_Task prompt_
In the records below, count every line containing "globuli". Reply with the number only.
#### Provided entries ####
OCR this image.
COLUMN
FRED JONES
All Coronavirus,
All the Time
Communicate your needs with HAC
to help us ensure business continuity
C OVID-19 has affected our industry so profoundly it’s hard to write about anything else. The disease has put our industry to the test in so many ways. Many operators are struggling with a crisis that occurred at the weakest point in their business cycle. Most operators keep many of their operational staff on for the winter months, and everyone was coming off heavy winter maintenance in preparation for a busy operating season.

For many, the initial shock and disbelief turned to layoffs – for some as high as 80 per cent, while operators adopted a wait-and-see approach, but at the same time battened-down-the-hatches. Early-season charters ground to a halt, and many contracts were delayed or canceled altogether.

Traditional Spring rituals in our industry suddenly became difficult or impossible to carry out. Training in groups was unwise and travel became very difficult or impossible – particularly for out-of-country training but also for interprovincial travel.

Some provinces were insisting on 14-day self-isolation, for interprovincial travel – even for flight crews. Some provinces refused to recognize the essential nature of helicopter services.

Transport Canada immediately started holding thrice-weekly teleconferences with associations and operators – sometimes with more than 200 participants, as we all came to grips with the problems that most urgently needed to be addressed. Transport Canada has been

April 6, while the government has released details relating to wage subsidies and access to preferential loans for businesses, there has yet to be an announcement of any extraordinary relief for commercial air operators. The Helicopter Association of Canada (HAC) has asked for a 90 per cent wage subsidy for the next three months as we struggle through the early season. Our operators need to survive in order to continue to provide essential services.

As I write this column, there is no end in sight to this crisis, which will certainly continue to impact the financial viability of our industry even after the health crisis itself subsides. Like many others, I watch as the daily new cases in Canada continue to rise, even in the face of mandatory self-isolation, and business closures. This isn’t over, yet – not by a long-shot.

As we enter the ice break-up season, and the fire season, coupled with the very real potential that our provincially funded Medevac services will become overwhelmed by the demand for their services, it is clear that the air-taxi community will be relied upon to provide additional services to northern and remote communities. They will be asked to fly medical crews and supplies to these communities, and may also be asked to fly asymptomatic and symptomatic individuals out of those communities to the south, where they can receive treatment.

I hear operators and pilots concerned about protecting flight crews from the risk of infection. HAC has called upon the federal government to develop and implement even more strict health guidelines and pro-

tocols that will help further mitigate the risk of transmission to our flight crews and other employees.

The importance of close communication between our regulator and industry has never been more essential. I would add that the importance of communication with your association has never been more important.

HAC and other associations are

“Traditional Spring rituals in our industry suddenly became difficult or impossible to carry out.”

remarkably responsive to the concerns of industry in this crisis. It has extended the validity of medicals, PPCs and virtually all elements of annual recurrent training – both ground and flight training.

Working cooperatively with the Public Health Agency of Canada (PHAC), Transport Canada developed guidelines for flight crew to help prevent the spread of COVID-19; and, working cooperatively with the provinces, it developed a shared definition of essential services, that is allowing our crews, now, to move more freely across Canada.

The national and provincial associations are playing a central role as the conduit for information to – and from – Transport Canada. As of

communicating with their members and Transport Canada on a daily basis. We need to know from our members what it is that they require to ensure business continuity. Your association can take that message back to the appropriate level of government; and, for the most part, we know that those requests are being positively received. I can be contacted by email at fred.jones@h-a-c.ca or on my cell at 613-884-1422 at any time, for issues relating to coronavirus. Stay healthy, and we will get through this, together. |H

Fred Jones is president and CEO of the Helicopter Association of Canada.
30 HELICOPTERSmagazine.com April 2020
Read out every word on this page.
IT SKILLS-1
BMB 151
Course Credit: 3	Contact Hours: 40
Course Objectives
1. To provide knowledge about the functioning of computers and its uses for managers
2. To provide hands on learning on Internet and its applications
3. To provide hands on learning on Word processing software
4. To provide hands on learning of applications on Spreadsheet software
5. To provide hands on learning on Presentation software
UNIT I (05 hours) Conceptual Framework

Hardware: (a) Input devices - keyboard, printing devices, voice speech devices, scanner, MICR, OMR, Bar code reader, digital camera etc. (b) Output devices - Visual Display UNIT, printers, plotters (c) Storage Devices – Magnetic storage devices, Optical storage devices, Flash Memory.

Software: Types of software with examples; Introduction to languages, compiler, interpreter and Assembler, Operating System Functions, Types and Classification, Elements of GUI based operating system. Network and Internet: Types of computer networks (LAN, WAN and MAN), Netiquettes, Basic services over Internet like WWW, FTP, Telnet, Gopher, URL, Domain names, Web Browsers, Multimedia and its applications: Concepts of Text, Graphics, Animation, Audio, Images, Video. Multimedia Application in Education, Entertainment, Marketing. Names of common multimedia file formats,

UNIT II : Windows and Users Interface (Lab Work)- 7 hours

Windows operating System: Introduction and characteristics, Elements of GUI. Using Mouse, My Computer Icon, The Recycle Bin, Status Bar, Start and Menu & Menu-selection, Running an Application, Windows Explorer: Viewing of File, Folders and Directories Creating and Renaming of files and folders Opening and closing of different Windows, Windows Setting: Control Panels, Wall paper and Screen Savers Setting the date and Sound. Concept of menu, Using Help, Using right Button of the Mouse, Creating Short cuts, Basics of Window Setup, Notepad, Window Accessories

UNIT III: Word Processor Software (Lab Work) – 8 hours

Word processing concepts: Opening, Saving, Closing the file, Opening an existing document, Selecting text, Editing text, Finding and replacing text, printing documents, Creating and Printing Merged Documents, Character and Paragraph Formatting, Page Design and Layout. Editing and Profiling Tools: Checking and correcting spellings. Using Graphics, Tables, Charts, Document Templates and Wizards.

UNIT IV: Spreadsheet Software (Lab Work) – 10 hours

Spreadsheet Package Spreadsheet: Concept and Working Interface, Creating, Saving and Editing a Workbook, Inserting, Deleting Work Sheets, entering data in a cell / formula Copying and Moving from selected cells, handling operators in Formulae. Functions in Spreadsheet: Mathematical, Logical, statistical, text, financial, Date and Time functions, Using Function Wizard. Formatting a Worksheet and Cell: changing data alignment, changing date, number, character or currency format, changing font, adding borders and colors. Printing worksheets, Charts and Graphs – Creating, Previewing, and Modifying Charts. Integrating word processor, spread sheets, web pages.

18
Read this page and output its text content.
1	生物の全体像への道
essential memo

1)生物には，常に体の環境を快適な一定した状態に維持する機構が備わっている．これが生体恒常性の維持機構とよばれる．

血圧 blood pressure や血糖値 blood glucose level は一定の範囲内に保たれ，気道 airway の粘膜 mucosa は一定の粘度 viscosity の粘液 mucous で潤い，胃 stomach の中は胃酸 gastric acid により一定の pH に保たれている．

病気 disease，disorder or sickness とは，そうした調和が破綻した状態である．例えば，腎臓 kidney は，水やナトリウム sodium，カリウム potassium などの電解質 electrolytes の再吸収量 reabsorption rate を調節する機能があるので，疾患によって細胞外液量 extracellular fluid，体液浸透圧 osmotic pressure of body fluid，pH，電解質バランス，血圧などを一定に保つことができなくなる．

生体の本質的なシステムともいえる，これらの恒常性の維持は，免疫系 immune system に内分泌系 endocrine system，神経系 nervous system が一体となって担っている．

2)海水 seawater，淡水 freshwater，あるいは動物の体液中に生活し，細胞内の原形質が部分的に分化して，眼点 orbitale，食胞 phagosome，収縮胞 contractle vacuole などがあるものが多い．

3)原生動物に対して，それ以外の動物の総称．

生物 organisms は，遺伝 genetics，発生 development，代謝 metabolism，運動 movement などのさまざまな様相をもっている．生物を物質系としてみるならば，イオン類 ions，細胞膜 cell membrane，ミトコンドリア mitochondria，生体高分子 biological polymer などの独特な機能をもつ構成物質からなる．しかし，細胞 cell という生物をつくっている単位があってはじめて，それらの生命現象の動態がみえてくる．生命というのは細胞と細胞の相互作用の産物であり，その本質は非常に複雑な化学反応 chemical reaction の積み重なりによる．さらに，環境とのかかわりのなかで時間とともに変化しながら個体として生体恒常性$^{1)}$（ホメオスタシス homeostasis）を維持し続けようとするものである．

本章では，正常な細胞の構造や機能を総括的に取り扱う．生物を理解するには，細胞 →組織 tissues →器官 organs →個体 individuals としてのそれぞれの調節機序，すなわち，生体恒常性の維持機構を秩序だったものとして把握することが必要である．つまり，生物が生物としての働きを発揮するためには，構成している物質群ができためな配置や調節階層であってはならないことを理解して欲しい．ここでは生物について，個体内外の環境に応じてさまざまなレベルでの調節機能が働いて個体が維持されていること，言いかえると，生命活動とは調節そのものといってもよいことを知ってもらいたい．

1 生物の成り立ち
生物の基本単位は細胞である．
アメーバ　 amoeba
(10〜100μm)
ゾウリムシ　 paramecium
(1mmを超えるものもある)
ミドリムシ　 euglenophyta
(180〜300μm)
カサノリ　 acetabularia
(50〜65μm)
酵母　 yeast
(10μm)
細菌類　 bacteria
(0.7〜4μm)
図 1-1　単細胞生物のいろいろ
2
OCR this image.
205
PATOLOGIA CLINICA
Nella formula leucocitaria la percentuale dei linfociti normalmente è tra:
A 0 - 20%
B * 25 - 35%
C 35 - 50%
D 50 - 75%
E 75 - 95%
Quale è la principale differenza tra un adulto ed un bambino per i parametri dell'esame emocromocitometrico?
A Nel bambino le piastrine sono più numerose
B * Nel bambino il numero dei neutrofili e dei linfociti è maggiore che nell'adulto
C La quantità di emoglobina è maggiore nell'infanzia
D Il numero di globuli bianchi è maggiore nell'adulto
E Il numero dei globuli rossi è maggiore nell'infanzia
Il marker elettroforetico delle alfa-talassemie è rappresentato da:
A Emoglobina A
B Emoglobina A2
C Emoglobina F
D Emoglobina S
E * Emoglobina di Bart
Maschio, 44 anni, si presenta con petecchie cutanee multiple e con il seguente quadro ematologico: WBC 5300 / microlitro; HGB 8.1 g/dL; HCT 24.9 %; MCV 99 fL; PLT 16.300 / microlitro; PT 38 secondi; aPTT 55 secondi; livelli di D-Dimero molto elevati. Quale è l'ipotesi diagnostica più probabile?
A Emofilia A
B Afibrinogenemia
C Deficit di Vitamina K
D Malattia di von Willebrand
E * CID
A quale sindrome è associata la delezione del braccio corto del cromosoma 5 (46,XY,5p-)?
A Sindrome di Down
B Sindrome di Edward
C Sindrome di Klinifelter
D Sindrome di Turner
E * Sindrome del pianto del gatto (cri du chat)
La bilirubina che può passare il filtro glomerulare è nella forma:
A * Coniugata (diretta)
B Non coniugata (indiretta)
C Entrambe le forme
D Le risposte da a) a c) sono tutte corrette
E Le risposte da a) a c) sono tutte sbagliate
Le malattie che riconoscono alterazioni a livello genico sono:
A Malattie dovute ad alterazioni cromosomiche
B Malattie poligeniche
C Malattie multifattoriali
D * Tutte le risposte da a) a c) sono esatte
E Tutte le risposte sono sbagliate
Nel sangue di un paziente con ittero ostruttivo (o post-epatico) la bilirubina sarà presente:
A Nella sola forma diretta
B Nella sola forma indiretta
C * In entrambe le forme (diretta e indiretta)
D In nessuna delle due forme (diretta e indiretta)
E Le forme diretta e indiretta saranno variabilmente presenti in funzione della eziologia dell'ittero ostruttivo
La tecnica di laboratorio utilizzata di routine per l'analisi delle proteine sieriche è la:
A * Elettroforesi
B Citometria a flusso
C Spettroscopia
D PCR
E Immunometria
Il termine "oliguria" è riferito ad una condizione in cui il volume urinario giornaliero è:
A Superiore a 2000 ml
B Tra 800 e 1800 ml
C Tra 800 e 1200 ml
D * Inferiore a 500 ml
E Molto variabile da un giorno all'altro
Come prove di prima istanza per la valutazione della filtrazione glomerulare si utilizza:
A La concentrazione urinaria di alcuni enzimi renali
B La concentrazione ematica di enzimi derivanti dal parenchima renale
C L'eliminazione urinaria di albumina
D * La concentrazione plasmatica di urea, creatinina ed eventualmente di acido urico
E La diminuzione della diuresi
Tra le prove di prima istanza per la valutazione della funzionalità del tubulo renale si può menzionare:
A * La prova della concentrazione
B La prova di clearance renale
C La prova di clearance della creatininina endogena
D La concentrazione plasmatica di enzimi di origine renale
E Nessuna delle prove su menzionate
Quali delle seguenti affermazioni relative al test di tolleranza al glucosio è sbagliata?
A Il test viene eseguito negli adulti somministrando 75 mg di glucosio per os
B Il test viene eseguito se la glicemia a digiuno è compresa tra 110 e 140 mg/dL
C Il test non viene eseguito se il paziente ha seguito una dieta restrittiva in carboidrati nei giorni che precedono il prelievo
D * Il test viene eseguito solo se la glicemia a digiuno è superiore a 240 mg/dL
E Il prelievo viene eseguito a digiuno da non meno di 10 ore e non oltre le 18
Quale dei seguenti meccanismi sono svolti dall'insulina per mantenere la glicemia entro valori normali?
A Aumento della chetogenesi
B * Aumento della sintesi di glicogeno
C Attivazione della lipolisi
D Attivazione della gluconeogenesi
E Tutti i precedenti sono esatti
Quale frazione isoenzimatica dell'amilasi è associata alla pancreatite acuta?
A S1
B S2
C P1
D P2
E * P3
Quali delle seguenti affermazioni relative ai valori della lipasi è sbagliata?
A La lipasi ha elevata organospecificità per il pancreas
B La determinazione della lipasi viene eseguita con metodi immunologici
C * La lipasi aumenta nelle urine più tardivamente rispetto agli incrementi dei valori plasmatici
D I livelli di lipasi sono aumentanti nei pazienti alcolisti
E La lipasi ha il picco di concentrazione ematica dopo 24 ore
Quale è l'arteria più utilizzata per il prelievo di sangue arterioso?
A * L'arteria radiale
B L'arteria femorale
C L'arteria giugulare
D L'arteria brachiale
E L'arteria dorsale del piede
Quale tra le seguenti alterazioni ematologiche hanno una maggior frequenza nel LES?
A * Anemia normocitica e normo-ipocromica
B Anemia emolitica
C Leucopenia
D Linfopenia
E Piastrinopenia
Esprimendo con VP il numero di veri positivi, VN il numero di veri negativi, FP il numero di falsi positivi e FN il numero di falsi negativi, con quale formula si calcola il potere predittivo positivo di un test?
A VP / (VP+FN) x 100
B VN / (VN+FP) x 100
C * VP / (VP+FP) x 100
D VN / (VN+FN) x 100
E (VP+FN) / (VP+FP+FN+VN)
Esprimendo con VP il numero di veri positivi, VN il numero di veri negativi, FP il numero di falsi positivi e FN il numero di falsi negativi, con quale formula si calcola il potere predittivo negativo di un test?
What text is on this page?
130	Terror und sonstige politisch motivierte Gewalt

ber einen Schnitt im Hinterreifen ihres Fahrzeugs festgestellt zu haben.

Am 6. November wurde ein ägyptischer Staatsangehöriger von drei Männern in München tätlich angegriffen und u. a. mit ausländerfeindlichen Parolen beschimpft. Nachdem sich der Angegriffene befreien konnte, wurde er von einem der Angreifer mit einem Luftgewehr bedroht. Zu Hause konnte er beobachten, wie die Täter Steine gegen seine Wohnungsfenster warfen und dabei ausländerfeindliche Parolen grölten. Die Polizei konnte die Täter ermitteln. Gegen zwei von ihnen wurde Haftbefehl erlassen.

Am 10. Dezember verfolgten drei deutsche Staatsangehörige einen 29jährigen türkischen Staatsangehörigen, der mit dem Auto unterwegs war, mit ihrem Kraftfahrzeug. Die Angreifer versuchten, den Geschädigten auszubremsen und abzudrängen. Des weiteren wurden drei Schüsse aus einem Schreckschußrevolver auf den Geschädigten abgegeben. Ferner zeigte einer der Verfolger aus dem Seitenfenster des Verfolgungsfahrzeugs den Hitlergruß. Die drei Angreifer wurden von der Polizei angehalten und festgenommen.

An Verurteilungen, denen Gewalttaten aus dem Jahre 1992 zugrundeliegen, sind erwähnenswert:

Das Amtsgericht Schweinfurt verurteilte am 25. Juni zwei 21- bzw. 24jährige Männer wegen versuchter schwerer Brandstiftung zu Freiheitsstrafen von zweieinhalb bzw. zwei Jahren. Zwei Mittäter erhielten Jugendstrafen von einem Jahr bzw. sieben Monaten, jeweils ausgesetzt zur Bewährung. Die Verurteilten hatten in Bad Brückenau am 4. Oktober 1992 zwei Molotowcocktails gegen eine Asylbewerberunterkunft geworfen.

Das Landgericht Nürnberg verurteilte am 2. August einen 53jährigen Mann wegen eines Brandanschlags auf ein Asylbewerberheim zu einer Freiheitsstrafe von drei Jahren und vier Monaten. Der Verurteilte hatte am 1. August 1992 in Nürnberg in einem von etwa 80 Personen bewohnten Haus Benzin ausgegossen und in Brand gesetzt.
####
_Solution to this problem_
2